> **WRITTEN INSTRUCTION**: All of the data that follows should be retyped exactly, please, except the pictures.
— begin —
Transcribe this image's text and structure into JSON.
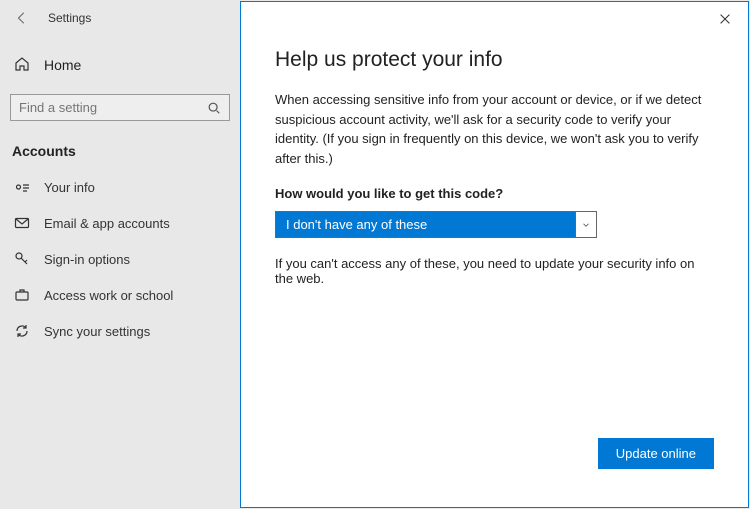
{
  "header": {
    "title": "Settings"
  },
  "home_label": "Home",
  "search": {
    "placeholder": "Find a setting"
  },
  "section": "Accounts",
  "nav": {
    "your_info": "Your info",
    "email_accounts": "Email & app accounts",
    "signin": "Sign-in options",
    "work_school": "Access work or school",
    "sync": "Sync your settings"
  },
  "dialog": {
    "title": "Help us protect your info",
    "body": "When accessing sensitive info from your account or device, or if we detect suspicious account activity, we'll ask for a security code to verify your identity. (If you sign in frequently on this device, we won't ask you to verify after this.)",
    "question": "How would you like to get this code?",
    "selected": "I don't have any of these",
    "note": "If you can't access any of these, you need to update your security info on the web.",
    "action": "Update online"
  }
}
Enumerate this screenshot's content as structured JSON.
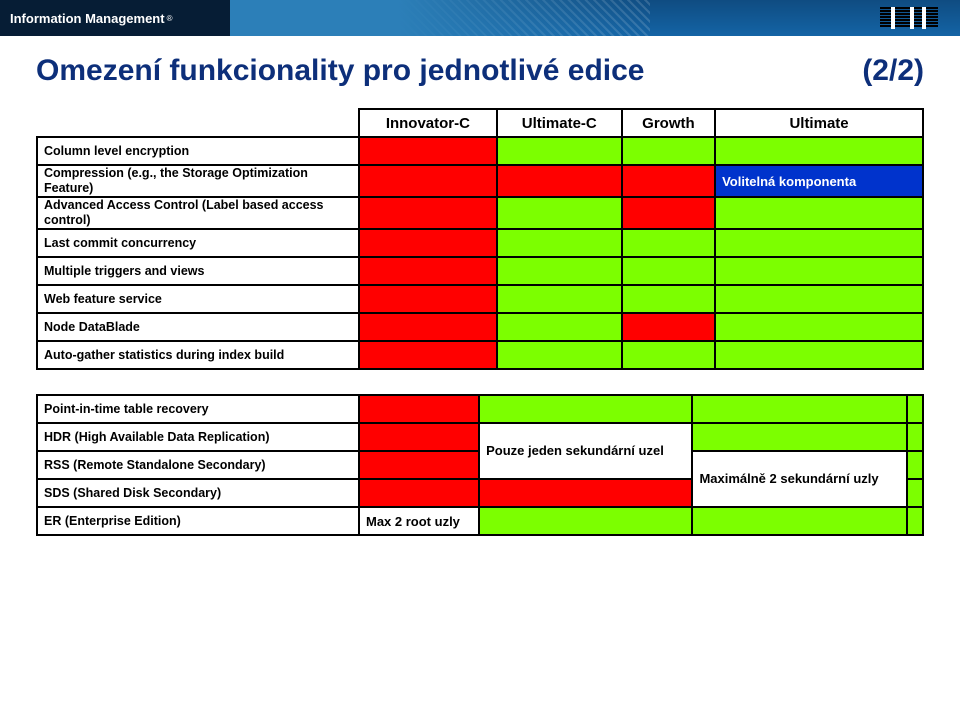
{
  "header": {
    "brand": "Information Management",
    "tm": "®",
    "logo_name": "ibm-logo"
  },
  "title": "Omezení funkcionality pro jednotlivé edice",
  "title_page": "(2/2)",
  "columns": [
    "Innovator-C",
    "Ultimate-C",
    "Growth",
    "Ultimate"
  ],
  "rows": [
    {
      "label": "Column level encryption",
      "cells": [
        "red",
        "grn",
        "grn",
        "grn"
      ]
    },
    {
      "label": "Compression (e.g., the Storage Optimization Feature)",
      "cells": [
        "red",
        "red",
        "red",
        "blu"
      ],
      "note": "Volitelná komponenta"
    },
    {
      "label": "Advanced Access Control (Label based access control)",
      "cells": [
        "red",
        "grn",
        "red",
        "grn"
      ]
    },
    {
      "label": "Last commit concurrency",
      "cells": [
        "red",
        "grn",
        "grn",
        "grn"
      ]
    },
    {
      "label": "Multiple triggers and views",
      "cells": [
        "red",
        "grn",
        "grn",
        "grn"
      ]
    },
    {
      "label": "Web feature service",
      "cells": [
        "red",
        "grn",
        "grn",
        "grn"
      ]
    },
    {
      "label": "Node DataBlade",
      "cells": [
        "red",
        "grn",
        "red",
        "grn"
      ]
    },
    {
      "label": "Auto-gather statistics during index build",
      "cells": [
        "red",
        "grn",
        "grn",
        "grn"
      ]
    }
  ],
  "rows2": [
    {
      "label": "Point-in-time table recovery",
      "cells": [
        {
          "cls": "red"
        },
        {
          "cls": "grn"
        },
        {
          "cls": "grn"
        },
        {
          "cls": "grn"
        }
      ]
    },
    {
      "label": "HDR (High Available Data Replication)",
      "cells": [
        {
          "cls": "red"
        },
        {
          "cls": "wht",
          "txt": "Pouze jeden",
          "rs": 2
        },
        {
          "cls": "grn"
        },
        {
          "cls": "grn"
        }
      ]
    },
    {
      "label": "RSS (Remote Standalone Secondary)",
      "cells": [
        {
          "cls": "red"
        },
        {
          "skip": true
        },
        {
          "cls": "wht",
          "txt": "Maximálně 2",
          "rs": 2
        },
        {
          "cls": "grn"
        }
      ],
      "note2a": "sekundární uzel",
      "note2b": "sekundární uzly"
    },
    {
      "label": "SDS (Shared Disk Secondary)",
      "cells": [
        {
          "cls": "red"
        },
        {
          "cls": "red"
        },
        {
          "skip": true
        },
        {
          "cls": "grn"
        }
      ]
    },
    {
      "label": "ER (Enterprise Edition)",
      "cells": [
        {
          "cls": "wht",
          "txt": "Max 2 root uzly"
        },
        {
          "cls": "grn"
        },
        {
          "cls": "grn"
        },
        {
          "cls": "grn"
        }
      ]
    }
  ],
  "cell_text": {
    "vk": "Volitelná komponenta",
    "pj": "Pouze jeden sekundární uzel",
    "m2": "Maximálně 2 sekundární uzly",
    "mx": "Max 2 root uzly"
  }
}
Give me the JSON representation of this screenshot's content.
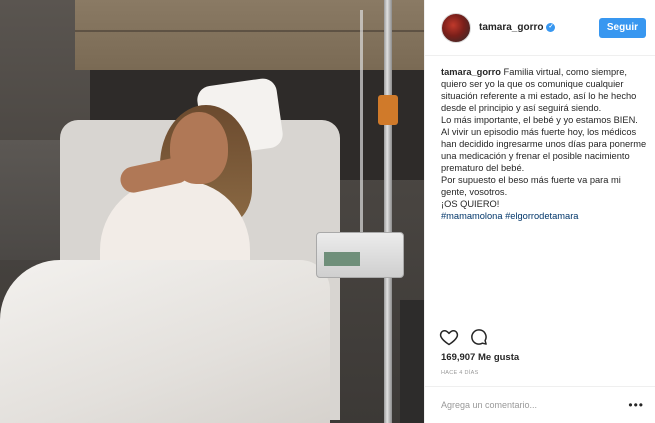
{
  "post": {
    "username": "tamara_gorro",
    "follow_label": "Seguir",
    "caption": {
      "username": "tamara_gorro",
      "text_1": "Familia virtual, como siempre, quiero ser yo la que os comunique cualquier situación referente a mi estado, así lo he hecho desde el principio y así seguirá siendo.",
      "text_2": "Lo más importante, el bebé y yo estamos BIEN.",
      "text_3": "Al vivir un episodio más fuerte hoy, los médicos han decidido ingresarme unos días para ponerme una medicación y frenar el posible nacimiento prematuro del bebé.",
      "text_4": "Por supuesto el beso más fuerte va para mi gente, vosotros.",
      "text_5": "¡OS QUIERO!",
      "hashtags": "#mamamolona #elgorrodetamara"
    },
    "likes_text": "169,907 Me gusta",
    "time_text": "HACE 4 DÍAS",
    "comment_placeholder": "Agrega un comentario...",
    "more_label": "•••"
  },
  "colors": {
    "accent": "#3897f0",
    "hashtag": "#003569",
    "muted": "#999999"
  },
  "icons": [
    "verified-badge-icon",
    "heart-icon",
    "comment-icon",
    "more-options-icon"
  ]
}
— end —
> **THE RESULT**:
Transcribe this image's text and structure into JSON.
{
  "header": {
    "title": "Settings"
  },
  "home_label": "Home",
  "search": {
    "placeholder": "Find a setting"
  },
  "section": "Accounts",
  "nav": {
    "your_info": "Your info",
    "email_accounts": "Email & app accounts",
    "signin": "Sign-in options",
    "work_school": "Access work or school",
    "sync": "Sync your settings"
  },
  "dialog": {
    "title": "Help us protect your info",
    "body": "When accessing sensitive info from your account or device, or if we detect suspicious account activity, we'll ask for a security code to verify your identity. (If you sign in frequently on this device, we won't ask you to verify after this.)",
    "question": "How would you like to get this code?",
    "selected": "I don't have any of these",
    "note": "If you can't access any of these, you need to update your security info on the web.",
    "action": "Update online"
  }
}
Enumerate this screenshot's content as structured JSON.
{
  "header": {
    "brand": "Information Management",
    "tm": "®",
    "logo_name": "ibm-logo"
  },
  "title": "Omezení funkcionality pro jednotlivé edice",
  "title_page": "(2/2)",
  "columns": [
    "Innovator-C",
    "Ultimate-C",
    "Growth",
    "Ultimate"
  ],
  "rows": [
    {
      "label": "Column level encryption",
      "cells": [
        "red",
        "grn",
        "grn",
        "grn"
      ]
    },
    {
      "label": "Compression (e.g., the Storage Optimization Feature)",
      "cells": [
        "red",
        "red",
        "red",
        "blu"
      ],
      "note": "Volitelná komponenta"
    },
    {
      "label": "Advanced Access Control (Label based access control)",
      "cells": [
        "red",
        "grn",
        "red",
        "grn"
      ]
    },
    {
      "label": "Last commit concurrency",
      "cells": [
        "red",
        "grn",
        "grn",
        "grn"
      ]
    },
    {
      "label": "Multiple triggers and views",
      "cells": [
        "red",
        "grn",
        "grn",
        "grn"
      ]
    },
    {
      "label": "Web feature service",
      "cells": [
        "red",
        "grn",
        "grn",
        "grn"
      ]
    },
    {
      "label": "Node DataBlade",
      "cells": [
        "red",
        "grn",
        "red",
        "grn"
      ]
    },
    {
      "label": "Auto-gather statistics during index build",
      "cells": [
        "red",
        "grn",
        "grn",
        "grn"
      ]
    }
  ],
  "rows2": [
    {
      "label": "Point-in-time table recovery",
      "cells": [
        {
          "cls": "red"
        },
        {
          "cls": "grn"
        },
        {
          "cls": "grn"
        },
        {
          "cls": "grn"
        }
      ]
    },
    {
      "label": "HDR (High Available Data Replication)",
      "cells": [
        {
          "cls": "red"
        },
        {
          "cls": "wht",
          "txt": "Pouze jeden",
          "rs": 2
        },
        {
          "cls": "grn"
        },
        {
          "cls": "grn"
        }
      ]
    },
    {
      "label": "RSS (Remote Standalone Secondary)",
      "cells": [
        {
          "cls": "red"
        },
        {
          "skip": true
        },
        {
          "cls": "wht",
          "txt": "Maximálně 2",
          "rs": 2
        },
        {
          "cls": "grn"
        }
      ],
      "note2a": "sekundární uzel",
      "note2b": "sekundární uzly"
    },
    {
      "label": "SDS (Shared Disk Secondary)",
      "cells": [
        {
          "cls": "red"
        },
        {
          "cls": "red"
        },
        {
          "skip": true
        },
        {
          "cls": "grn"
        }
      ]
    },
    {
      "label": "ER (Enterprise Edition)",
      "cells": [
        {
          "cls": "wht",
          "txt": "Max 2 root uzly"
        },
        {
          "cls": "grn"
        },
        {
          "cls": "grn"
        },
        {
          "cls": "grn"
        }
      ]
    }
  ],
  "cell_text": {
    "vk": "Volitelná komponenta",
    "pj": "Pouze jeden sekundární uzel",
    "m2": "Maximálně 2 sekundární uzly",
    "mx": "Max 2 root uzly"
  }
}
Give me the JSON representation of this screenshot's content.
{
  "post": {
    "username": "tamara_gorro",
    "follow_label": "Seguir",
    "caption": {
      "username": "tamara_gorro",
      "text_1": "Familia virtual, como siempre, quiero ser yo la que os comunique cualquier situación referente a mi estado, así lo he hecho desde el principio y así seguirá siendo.",
      "text_2": "Lo más importante, el bebé y yo estamos BIEN.",
      "text_3": "Al vivir un episodio más fuerte hoy, los médicos han decidido ingresarme unos días para ponerme una medicación y frenar el posible nacimiento prematuro del bebé.",
      "text_4": "Por supuesto el beso más fuerte va para mi gente, vosotros.",
      "text_5": "¡OS QUIERO!",
      "hashtags": "#mamamolona #elgorrodetamara"
    },
    "likes_text": "169,907 Me gusta",
    "time_text": "HACE 4 DÍAS",
    "comment_placeholder": "Agrega un comentario...",
    "more_label": "•••"
  },
  "colors": {
    "accent": "#3897f0",
    "hashtag": "#003569",
    "muted": "#999999"
  },
  "icons": [
    "verified-badge-icon",
    "heart-icon",
    "comment-icon",
    "more-options-icon"
  ]
}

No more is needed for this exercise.